→ REQUIREMENT
Retype all the entries word for word, but omit the pictures.

→ GIVEN DATA
#####
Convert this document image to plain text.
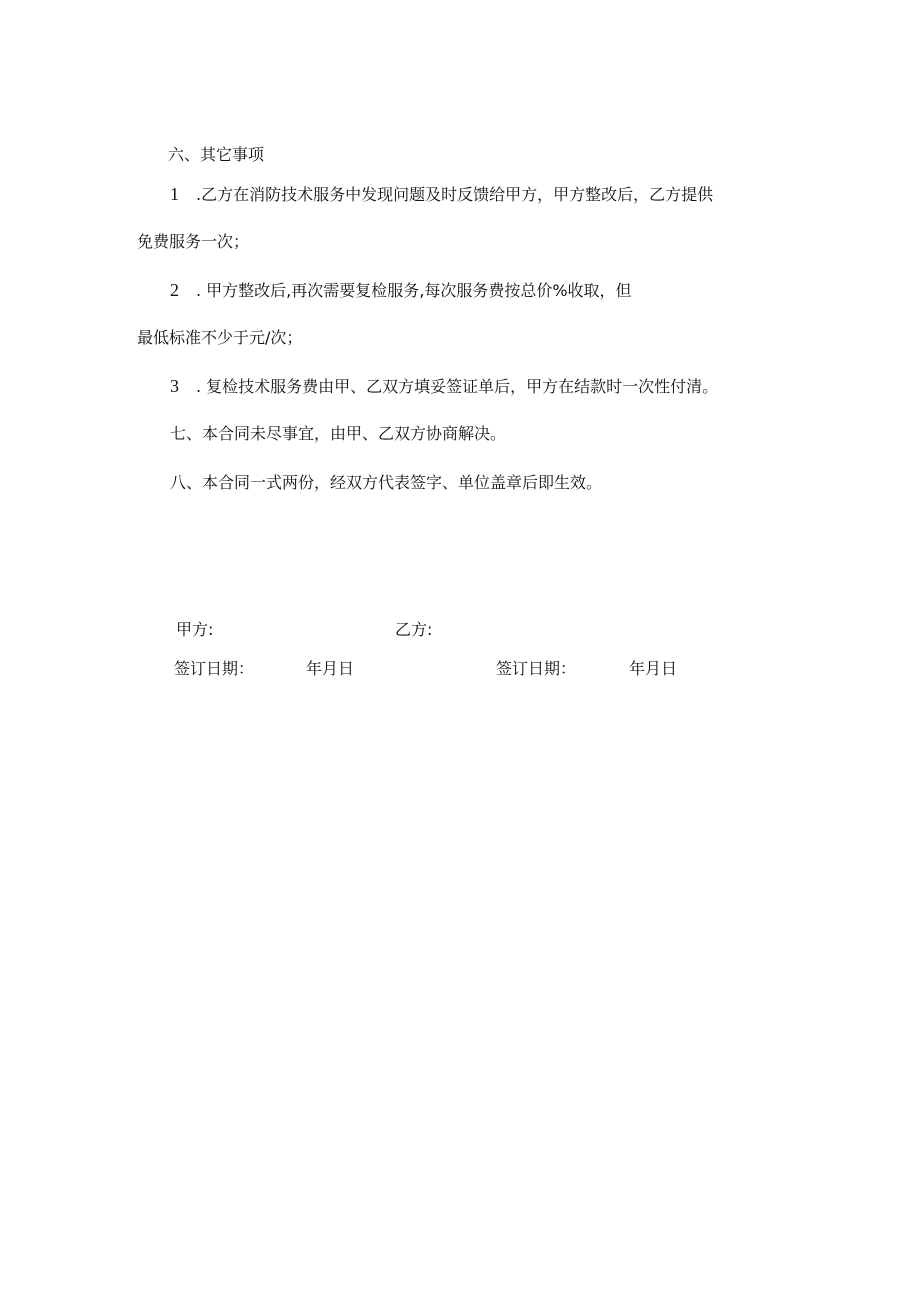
六、其它事项
1 .乙方在消防技术服务中发现问题及时反馈给甲方，甲方整改后，乙方提供
免费服务一次；
2 . 甲方整改后,再次需要复检服务,每次服务费按总价%收取，但
最低标准不少于元/次；
3 . 复检技术服务费由甲、乙双方填妥签证单后，甲方在结款时一次性付清。
七、本合同未尽事宜，由甲、乙双方协商解决。
八、本合同一式两份，经双方代表签字、单位盖章后即生效。
甲方:	乙方:
签订日期：	年月日	签订日期：	年月日
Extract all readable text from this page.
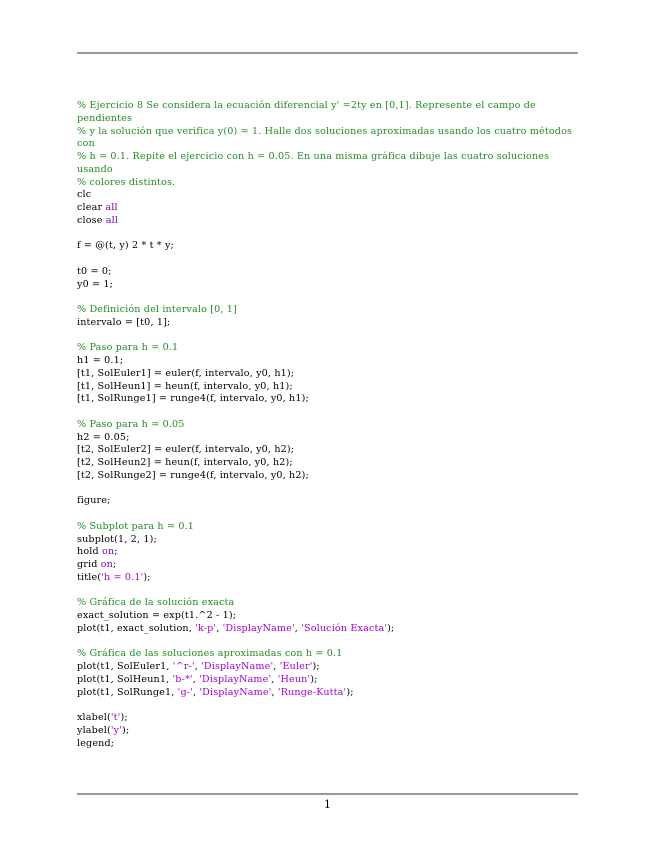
% Ejercicio 8 Se considera la ecuación diferencial y' =2ty en [0,1]. Represente el campo de pendientes
% y la solución que verifica y(0) = 1. Halle dos soluciones aproximadas usando los cuatro métodos con
% h = 0.1. Repite el ejercicio con h = 0.05. En una misma gráfica dibuje las cuatro soluciones usando
% colores distintos.
clc
clear all
close all
f = @(t, y) 2 * t * y;
t0 = 0;
y0 = 1;
% Definición del intervalo [0, 1]
intervalo = [t0, 1];
% Paso para h = 0.1
h1 = 0.1;
[t1, SolEuler1] = euler(f, intervalo, y0, h1);
[t1, SolHeun1] = heun(f, intervalo, y0, h1);
[t1, SolRunge1] = runge4(f, intervalo, y0, h1);
% Paso para h = 0.05
h2 = 0.05;
[t2, SolEuler2] = euler(f, intervalo, y0, h2);
[t2, SolHeun2] = heun(f, intervalo, y0, h2);
[t2, SolRunge2] = runge4(f, intervalo, y0, h2);
figure;
% Subplot para h = 0.1
subplot(1, 2, 1);
hold on;
grid on;
title('h = 0.1');
% Gráfica de la solución exacta
exact_solution = exp(t1.^2 - 1);
plot(t1, exact_solution, 'k-p', 'DisplayName', 'Solución Exacta');
% Gráfica de las soluciones aproximadas con h = 0.1
plot(t1, SolEuler1, '^r-', 'DisplayName', 'Euler');
plot(t1, SolHeun1, 'b-*', 'DisplayName', 'Heun');
plot(t1, SolRunge1, 'g-', 'DisplayName', 'Runge-Kutta');
xlabel('t');
ylabel('y');
legend;
1
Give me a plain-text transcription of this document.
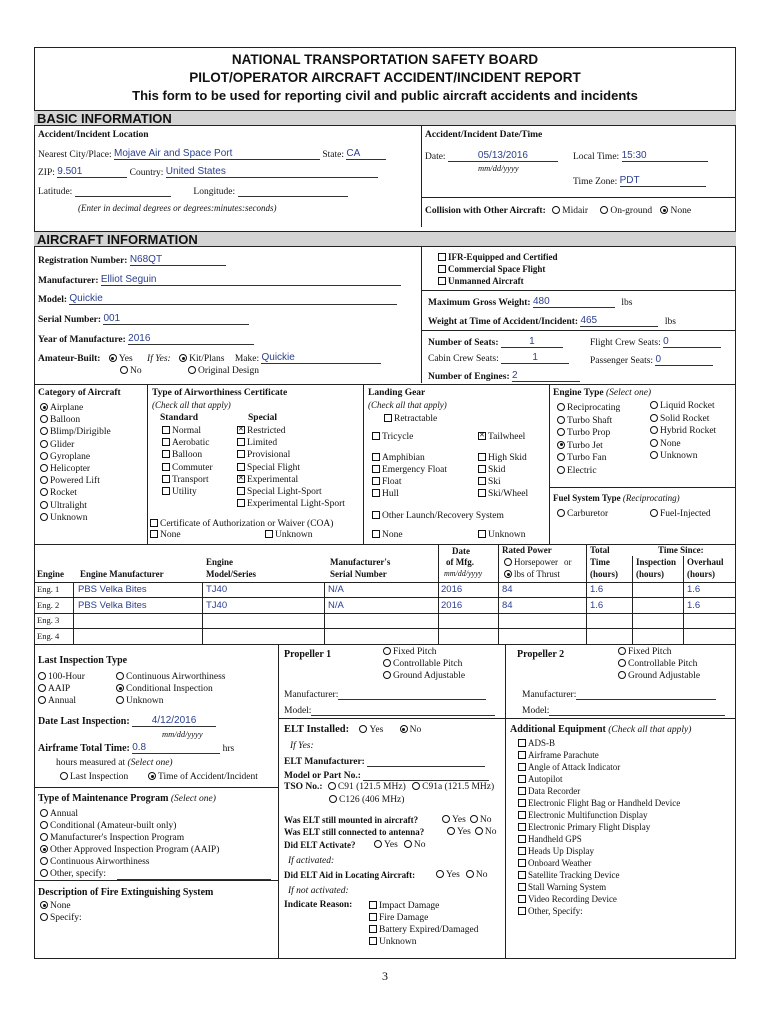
NATIONAL TRANSPORTATION SAFETY BOARD
PILOT/OPERATOR AIRCRAFT ACCIDENT/INCIDENT REPORT
This form to be used for reporting civil and public aircraft accidents and incidents
BASIC INFORMATION
Accident/Incident Location
Nearest City/Place: Mojave Air and Space Port	State: CA
ZIP: 9.501	Country: United States
Latitude:	Longitude:
(Enter in decimal degrees or degrees:minutes:seconds)
Accident/Incident Date/Time
Date:	05/13/2016
mm/dd/yyyy
Local Time: 15:30
Time Zone: PDT
Collision with Other Aircraft: Midair On-ground None
AIRCRAFT INFORMATION
Registration Number: N68QT
Manufacturer: Elliot Seguin
Model: Quickie
Serial Number: 001
Year of Manufacture: 2016
Amateur-Built: Yes If Yes: Kit/Plans Make: Quickie
No	Original Design
IFR-Equipped and Certified
Commercial Space Flight
Unmanned Aircraft
Maximum Gross Weight: 480	lbs
Weight at Time of Accident/Incident: 465	lbs
Number of Seats:	1	Flight Crew Seats: 0
Cabin Crew Seats:	1	Passenger Seats: 0
Number of Engines: 2
Category of Aircraft
Airplane
Balloon
Blimp/Dirigible
Glider
Gyroplane
Helicopter
Powered Lift
Rocket
Ultralight
Unknown
Type of Airworthiness Certificate
(Check all that apply)
Standard	Special
Normal
Aerobatic
Balloon
Commuter
Transport
Utility
✕Restricted
Limited
Provisional
Special Flight
✕Experimental
Special Light-Sport
Experimental Light-Sport
Certificate of Authorization or Waiver (COA)
None	Unknown
Landing Gear
(Check all that apply)
Retractable
Tricycle
✕	Tailwheel
Amphibian	High Skid
Emergency Float	Skid
Float	Ski
Hull	Ski/Wheel
Other Launch/Recovery System
None	Unknown
Engine Type (Select one)
Reciprocating
Turbo Shaft
Turbo Prop
Turbo Jet
Turbo Fan
Electric
Liquid Rocket
Solid Rocket
Hybrid Rocket
None
Unknown
Fuel System Type (Reciprocating)
Carburetor	Fuel-Injected
Engine Engine Manufacturer
Engine
Model/Series
Manufacturer's
Serial Number
Date
of Mfg.
mm/dd/yyyy
Rated Power
Horsepower or
lbs of Thrust
Total
Time
(hours)
Time Since:
Inspection
(hours)
Overhaul
(hours)
Eng. 1 PBS Velka Bites	TJ40	N/A	2016	84	1.6	1.6
Eng. 2 PBS Velka Bites	TJ40	N/A	2016	84	1.6	1.6
Eng. 3
Eng. 4
Last Inspection Type
100-Hour
AAIP
Annual
Continuous Airworthiness
Conditional Inspection
Unknown
Date Last Inspection: 4/12/2016
mm/dd/yyyy
Airframe Total Time: 0.8	hrs
hours measured at (Select one)
Last Inspection	Time of Accident/Incident
Type of Maintenance Program (Select one)
Annual
Conditional (Amateur-built only)
Manufacturer's Inspection Program
Other Approved Inspection Program (AAIP)
Continuous Airworthiness
Other, specify:
Description of Fire Extinguishing System
None
Specify:
Propeller 1	Fixed Pitch
Controllable Pitch
Ground Adjustable
Manufacturer:
Model:
Propeller 2	Fixed Pitch
Controllable Pitch
Ground Adjustable
Manufacturer:
Model:
ELT Installed: Yes	No
If Yes:
ELT Manufacturer:
Model or Part No.:
TSO No.: C91 (121.5 MHz) C91a (121.5 MHz)
C126 (406 MHz)
Was ELT still mounted in aircraft?	Yes No
Was ELT still connected to antenna?	Yes No
Did ELT Activate?	Yes No
If activated:
Did ELT Aid in Locating Aircraft:	Yes No
If not activated:
Indicate Reason:	Impact Damage
Fire Damage
Battery Expired/Damaged
Unknown
Additional Equipment (Check all that apply)
ADS-B
Airframe Parachute
Angle of Attack Indicator
Autopilot
Data Recorder
Electronic Flight Bag or Handheld Device
Electronic Multifunction Display
Electronic Primary Flight Display
Handheld GPS
Heads Up Display
Onboard Weather
Satellite Tracking Device
Stall Warning System
Video Recording Device
Other, Specify:
3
#####
→ ANSWER TO THIS EXERCISE
Convert this document image to plain text.
六、其它事项
1 .乙方在消防技术服务中发现问题及时反馈给甲方，甲方整改后，乙方提供
免费服务一次；
2 . 甲方整改后,再次需要复检服务,每次服务费按总价%收取，但
最低标准不少于元/次；
3 . 复检技术服务费由甲、乙双方填妥签证单后，甲方在结款时一次性付清。
七、本合同未尽事宜，由甲、乙双方协商解决。
八、本合同一式两份，经双方代表签字、单位盖章后即生效。
甲方:	乙方:
签订日期：	年月日	签订日期：	年月日
Extract all readable text from this page.
% Ejercicio 8 Se considera la ecuación diferencial y' =2ty en [0,1]. Represente el campo de pendientes
% y la solución que verifica y(0) = 1. Halle dos soluciones aproximadas usando los cuatro métodos con
% h = 0.1. Repite el ejercicio con h = 0.05. En una misma gráfica dibuje las cuatro soluciones usando
% colores distintos.
clc
clear all
close all
f = @(t, y) 2 * t * y;
t0 = 0;
y0 = 1;
% Definición del intervalo [0, 1]
intervalo = [t0, 1];
% Paso para h = 0.1
h1 = 0.1;
[t1, SolEuler1] = euler(f, intervalo, y0, h1);
[t1, SolHeun1] = heun(f, intervalo, y0, h1);
[t1, SolRunge1] = runge4(f, intervalo, y0, h1);
% Paso para h = 0.05
h2 = 0.05;
[t2, SolEuler2] = euler(f, intervalo, y0, h2);
[t2, SolHeun2] = heun(f, intervalo, y0, h2);
[t2, SolRunge2] = runge4(f, intervalo, y0, h2);
figure;
% Subplot para h = 0.1
subplot(1, 2, 1);
hold on;
grid on;
title('h = 0.1');
% Gráfica de la solución exacta
exact_solution = exp(t1.^2 - 1);
plot(t1, exact_solution, 'k-p', 'DisplayName', 'Solución Exacta');
% Gráfica de las soluciones aproximadas con h = 0.1
plot(t1, SolEuler1, '^r-', 'DisplayName', 'Euler');
plot(t1, SolHeun1, 'b-*', 'DisplayName', 'Heun');
plot(t1, SolRunge1, 'g-', 'DisplayName', 'Runge-Kutta');
xlabel('t');
ylabel('y');
legend;
1
Give me a plain-text transcription of this document.
NATIONAL TRANSPORTATION SAFETY BOARD
PILOT/OPERATOR AIRCRAFT ACCIDENT/INCIDENT REPORT
This form to be used for reporting civil and public aircraft accidents and incidents
BASIC INFORMATION
Accident/Incident Location
Nearest City/Place: Mojave Air and Space Port	State: CA
ZIP: 9.501	Country: United States
Latitude:	Longitude:
(Enter in decimal degrees or degrees:minutes:seconds)
Accident/Incident Date/Time
Date:	05/13/2016
mm/dd/yyyy
Local Time: 15:30
Time Zone: PDT
Collision with Other Aircraft: Midair On-ground None
AIRCRAFT INFORMATION
Registration Number: N68QT
Manufacturer: Elliot Seguin
Model: Quickie
Serial Number: 001
Year of Manufacture: 2016
Amateur-Built: Yes If Yes: Kit/Plans Make: Quickie
No	Original Design
IFR-Equipped and Certified
Commercial Space Flight
Unmanned Aircraft
Maximum Gross Weight: 480	lbs
Weight at Time of Accident/Incident: 465	lbs
Number of Seats:	1	Flight Crew Seats: 0
Cabin Crew Seats:	1	Passenger Seats: 0
Number of Engines: 2
Category of Aircraft
Airplane
Balloon
Blimp/Dirigible
Glider
Gyroplane
Helicopter
Powered Lift
Rocket
Ultralight
Unknown
Type of Airworthiness Certificate
(Check all that apply)
Standard	Special
Normal
Aerobatic
Balloon
Commuter
Transport
Utility
✕Restricted
Limited
Provisional
Special Flight
✕Experimental
Special Light-Sport
Experimental Light-Sport
Certificate of Authorization or Waiver (COA)
None	Unknown
Landing Gear
(Check all that apply)
Retractable
Tricycle
✕	Tailwheel
Amphibian	High Skid
Emergency Float	Skid
Float	Ski
Hull	Ski/Wheel
Other Launch/Recovery System
None	Unknown
Engine Type (Select one)
Reciprocating
Turbo Shaft
Turbo Prop
Turbo Jet
Turbo Fan
Electric
Liquid Rocket
Solid Rocket
Hybrid Rocket
None
Unknown
Fuel System Type (Reciprocating)
Carburetor	Fuel-Injected
Engine Engine Manufacturer
Engine
Model/Series
Manufacturer's
Serial Number
Date
of Mfg.
mm/dd/yyyy
Rated Power
Horsepower or
lbs of Thrust
Total
Time
(hours)
Time Since:
Inspection
(hours)
Overhaul
(hours)
Eng. 1 PBS Velka Bites	TJ40	N/A	2016	84	1.6	1.6
Eng. 2 PBS Velka Bites	TJ40	N/A	2016	84	1.6	1.6
Eng. 3
Eng. 4
Last Inspection Type
100-Hour
AAIP
Annual
Continuous Airworthiness
Conditional Inspection
Unknown
Date Last Inspection: 4/12/2016
mm/dd/yyyy
Airframe Total Time: 0.8	hrs
hours measured at (Select one)
Last Inspection	Time of Accident/Incident
Type of Maintenance Program (Select one)
Annual
Conditional (Amateur-built only)
Manufacturer's Inspection Program
Other Approved Inspection Program (AAIP)
Continuous Airworthiness
Other, specify:
Description of Fire Extinguishing System
None
Specify:
Propeller 1	Fixed Pitch
Controllable Pitch
Ground Adjustable
Manufacturer:
Model:
Propeller 2	Fixed Pitch
Controllable Pitch
Ground Adjustable
Manufacturer:
Model:
ELT Installed: Yes	No
If Yes:
ELT Manufacturer:
Model or Part No.:
TSO No.: C91 (121.5 MHz) C91a (121.5 MHz)
C126 (406 MHz)
Was ELT still mounted in aircraft?	Yes No
Was ELT still connected to antenna?	Yes No
Did ELT Activate?	Yes No
If activated:
Did ELT Aid in Locating Aircraft:	Yes No
If not activated:
Indicate Reason:	Impact Damage
Fire Damage
Battery Expired/Damaged
Unknown
Additional Equipment (Check all that apply)
ADS-B
Airframe Parachute
Angle of Attack Indicator
Autopilot
Data Recorder
Electronic Flight Bag or Handheld Device
Electronic Multifunction Display
Electronic Primary Flight Display
Handheld GPS
Heads Up Display
Onboard Weather
Satellite Tracking Device
Stall Warning System
Video Recording Device
Other, Specify:
3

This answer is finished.